### PROBLEM DESCRIPTION
Report every line below that holds the word "Strategies".
▼
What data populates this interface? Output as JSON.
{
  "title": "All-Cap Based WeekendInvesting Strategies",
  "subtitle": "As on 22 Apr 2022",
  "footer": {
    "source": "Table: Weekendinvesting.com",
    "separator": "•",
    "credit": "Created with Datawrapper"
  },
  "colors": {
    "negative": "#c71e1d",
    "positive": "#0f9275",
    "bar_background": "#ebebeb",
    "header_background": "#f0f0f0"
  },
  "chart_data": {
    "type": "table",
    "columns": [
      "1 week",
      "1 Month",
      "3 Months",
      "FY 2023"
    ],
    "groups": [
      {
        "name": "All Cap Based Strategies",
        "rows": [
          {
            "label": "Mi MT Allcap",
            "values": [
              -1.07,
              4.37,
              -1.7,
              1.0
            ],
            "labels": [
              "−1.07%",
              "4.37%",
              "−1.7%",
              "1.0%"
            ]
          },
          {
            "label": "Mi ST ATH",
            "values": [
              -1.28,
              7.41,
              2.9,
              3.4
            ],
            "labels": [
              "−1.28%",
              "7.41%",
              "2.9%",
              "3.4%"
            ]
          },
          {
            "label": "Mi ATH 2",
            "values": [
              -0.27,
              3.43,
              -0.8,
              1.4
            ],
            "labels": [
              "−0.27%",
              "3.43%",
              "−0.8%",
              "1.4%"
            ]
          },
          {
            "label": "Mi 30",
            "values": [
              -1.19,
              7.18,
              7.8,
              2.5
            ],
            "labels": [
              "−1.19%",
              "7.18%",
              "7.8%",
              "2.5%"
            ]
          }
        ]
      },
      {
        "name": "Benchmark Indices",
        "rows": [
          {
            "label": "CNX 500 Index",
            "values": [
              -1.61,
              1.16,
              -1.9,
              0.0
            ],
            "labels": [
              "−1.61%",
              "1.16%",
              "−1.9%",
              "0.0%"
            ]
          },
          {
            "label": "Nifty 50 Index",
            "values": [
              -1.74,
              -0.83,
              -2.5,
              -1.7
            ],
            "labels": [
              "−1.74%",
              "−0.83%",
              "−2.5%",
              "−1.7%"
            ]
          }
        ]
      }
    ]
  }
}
▲
### EXERCISE RESULT
  "title": "All-Cap Based WeekendInvesting Strategies",
        "name": "All Cap Based Strategies",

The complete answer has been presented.